-- Begin Information shown --
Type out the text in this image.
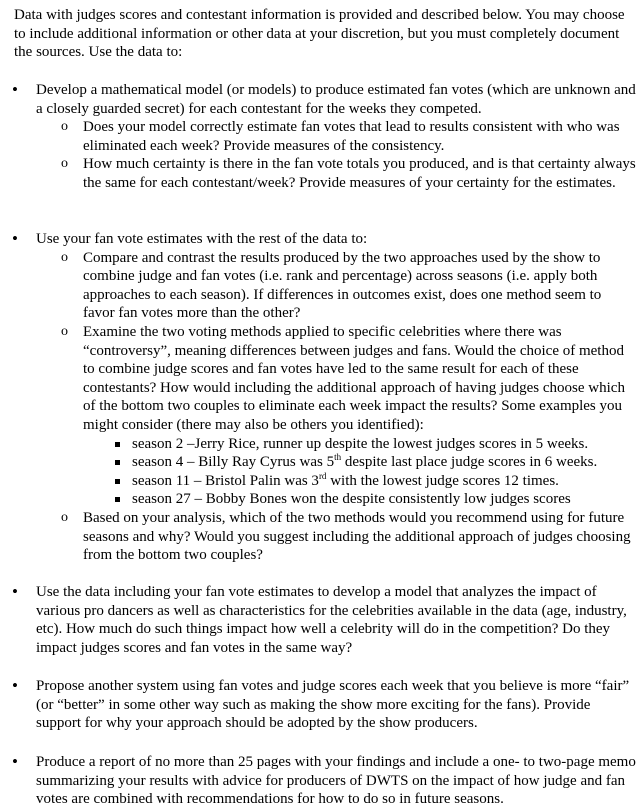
Data with judges scores and contestant information is provided and described below. You may choose to include additional information or other data at your discretion, but you must completely document the sources. Use the data to:

• Develop a mathematical model (or models) to produce estimated fan votes (which are unknown and a closely guarded secret) for each contestant for the weeks they competed.
o Does your model correctly estimate fan votes that lead to results consistent with who was eliminated each week? Provide measures of the consistency.
o How much certainty is there in the fan vote totals you produced, and is that certainty always the same for each contestant/week? Provide measures of your certainty for the estimates.
• Use your fan vote estimates with the rest of the data to:
o Compare and contrast the results produced by the two approaches used by the show to combine judge and fan votes (i.e. rank and percentage) across seasons (i.e. apply both approaches to each season). If differences in outcomes exist, does one method seem to favor fan votes more than the other?
o Examine the two voting methods applied to specific celebrities where there was “controversy”, meaning differences between judges and fans. Would the choice of method to combine judge scores and fan votes have led to the same result for each of these contestants? How would including the additional approach of having judges choose which of the bottom two couples to eliminate each week impact the results? Some examples you might consider (there may also be others you identified):
season 2 –Jerry Rice, runner up despite the lowest judges scores in 5 weeks.
season 4 – Billy Ray Cyrus was 5th despite last place judge scores in 6 weeks.
season 11 – Bristol Palin was 3rd with the lowest judge scores 12 times.
season 27 – Bobby Bones won the despite consistently low judges scores
o Based on your analysis, which of the two methods would you recommend using for future seasons and why? Would you suggest including the additional approach of judges choosing from the bottom two couples?
• Use the data including your fan vote estimates to develop a model that analyzes the impact of various pro dancers as well as characteristics for the celebrities available in the data (age, industry, etc). How much do such things impact how well a celebrity will do in the competition? Do they impact judges scores and fan votes in the same way?
• Propose another system using fan votes and judge scores each week that you believe is more “fair” (or “better” in some other way such as making the show more exciting for the fans). Provide support for why your approach should be adopted by the show producers.
• Produce a report of no more than 25 pages with your findings and include a one- to two-page memo summarizing your results with advice for producers of DWTS on the impact of how judge and fan votes are combined with recommendations for how to do so in future seasons.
-- End Information shown --
Each record above must be returned exactly as written, with its pictures omitted.

Type out the text in this image.
Data with judges scores and contestant information is provided and described below. You may choose to include additional information or other data at your discretion, but you must completely document the sources. Use the data to:

• Develop a mathematical model (or models) to produce estimated fan votes (which are unknown and a closely guarded secret) for each contestant for the weeks they competed.
o Does your model correctly estimate fan votes that lead to results consistent with who was eliminated each week? Provide measures of the consistency.
o How much certainty is there in the fan vote totals you produced, and is that certainty always the same for each contestant/week? Provide measures of your certainty for the estimates.
• Use your fan vote estimates with the rest of the data to:
o Compare and contrast the results produced by the two approaches used by the show to combine judge and fan votes (i.e. rank and percentage) across seasons (i.e. apply both approaches to each season). If differences in outcomes exist, does one method seem to favor fan votes more than the other?
o Examine the two voting methods applied to specific celebrities where there was “controversy”, meaning differences between judges and fans. Would the choice of method to combine judge scores and fan votes have led to the same result for each of these contestants? How would including the additional approach of having judges choose which of the bottom two couples to eliminate each week impact the results? Some examples you might consider (there may also be others you identified):
season 2 –Jerry Rice, runner up despite the lowest judges scores in 5 weeks.
season 4 – Billy Ray Cyrus was 5th despite last place judge scores in 6 weeks.
season 11 – Bristol Palin was 3rd with the lowest judge scores 12 times.
season 27 – Bobby Bones won the despite consistently low judges scores
o Based on your analysis, which of the two methods would you recommend using for future seasons and why? Would you suggest including the additional approach of judges choosing from the bottom two couples?
• Use the data including your fan vote estimates to develop a model that analyzes the impact of various pro dancers as well as characteristics for the celebrities available in the data (age, industry, etc). How much do such things impact how well a celebrity will do in the competition? Do they impact judges scores and fan votes in the same way?
• Propose another system using fan votes and judge scores each week that you believe is more “fair” (or “better” in some other way such as making the show more exciting for the fans). Provide support for why your approach should be adopted by the show producers.
• Produce a report of no more than 25 pages with your findings and include a one- to two-page memo summarizing your results with advice for producers of DWTS on the impact of how judge and fan votes are combined with recommendations for how to do so in future seasons.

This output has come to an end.